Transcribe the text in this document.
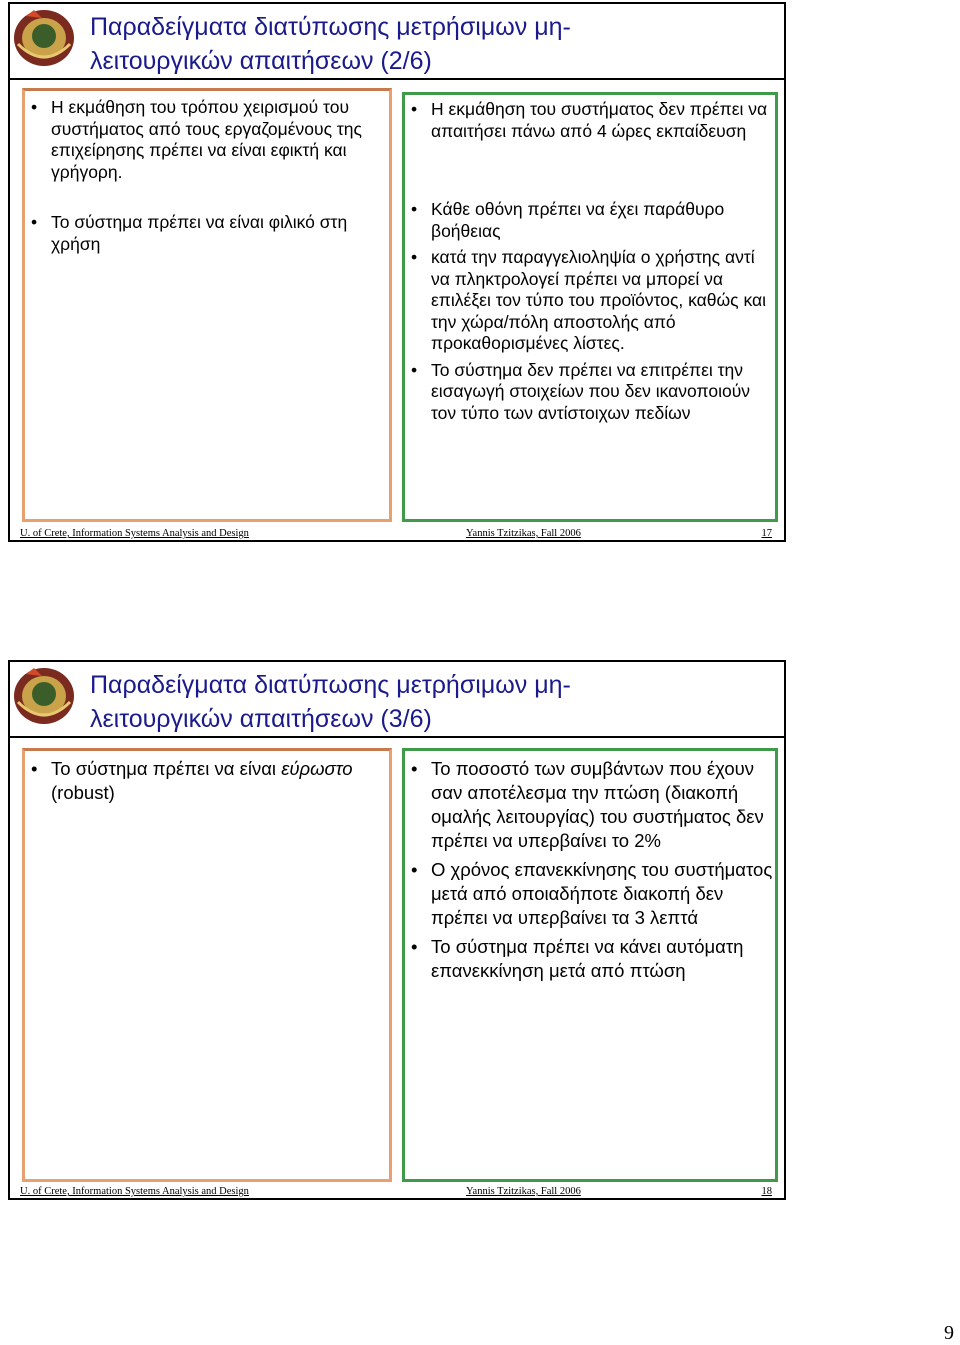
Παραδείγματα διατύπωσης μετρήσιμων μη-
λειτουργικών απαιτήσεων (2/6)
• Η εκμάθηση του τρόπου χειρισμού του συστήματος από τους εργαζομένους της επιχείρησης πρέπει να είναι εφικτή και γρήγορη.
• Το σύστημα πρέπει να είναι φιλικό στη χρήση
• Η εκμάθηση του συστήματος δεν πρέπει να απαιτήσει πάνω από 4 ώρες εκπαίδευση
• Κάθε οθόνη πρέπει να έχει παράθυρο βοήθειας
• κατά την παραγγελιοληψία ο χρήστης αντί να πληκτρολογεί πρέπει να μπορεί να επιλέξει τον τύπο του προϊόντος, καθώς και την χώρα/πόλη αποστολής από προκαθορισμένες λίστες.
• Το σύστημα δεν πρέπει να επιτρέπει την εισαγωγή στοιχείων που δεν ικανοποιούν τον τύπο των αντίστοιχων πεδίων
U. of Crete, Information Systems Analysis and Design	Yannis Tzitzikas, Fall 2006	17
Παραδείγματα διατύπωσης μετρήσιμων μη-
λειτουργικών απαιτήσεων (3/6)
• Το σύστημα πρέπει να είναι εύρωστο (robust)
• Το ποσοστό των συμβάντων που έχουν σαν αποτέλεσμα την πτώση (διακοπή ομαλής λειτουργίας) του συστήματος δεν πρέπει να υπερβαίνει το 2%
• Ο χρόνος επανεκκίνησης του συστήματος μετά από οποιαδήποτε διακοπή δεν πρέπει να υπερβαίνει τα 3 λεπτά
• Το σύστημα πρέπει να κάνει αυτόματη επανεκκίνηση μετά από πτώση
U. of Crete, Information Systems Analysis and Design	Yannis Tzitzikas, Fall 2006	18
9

Description of the task:
Counting only lines of the data above that hold "πρέπει", report the total and nothing else.

Completed task:
10